%%

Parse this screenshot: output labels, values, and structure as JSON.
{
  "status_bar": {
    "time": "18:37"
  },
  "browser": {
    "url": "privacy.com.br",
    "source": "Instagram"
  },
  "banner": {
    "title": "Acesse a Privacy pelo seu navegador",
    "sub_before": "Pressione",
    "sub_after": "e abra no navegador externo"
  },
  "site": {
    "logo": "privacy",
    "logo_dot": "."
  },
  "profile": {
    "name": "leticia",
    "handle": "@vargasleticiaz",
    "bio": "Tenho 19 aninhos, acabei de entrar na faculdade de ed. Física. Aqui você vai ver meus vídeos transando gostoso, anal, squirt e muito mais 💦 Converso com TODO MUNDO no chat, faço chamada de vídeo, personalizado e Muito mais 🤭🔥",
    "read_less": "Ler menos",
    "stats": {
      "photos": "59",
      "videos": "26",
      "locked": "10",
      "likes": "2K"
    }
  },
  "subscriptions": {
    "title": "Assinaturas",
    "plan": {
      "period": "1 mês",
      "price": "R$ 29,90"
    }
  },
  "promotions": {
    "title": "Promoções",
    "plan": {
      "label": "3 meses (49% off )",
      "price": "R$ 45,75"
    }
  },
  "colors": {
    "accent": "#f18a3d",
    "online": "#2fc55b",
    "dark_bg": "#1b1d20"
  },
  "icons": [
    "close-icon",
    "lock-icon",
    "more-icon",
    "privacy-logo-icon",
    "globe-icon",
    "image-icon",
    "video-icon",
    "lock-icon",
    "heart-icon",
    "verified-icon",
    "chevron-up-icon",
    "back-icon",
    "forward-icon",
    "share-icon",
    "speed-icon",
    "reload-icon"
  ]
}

%%

• [Instruction]
Write out every line of the data that holds the word "title".

• [Solution for this task]
    "title": "Acesse a Privacy pelo seu navegador",
    "title": "Assinaturas",
    "title": "Promoções",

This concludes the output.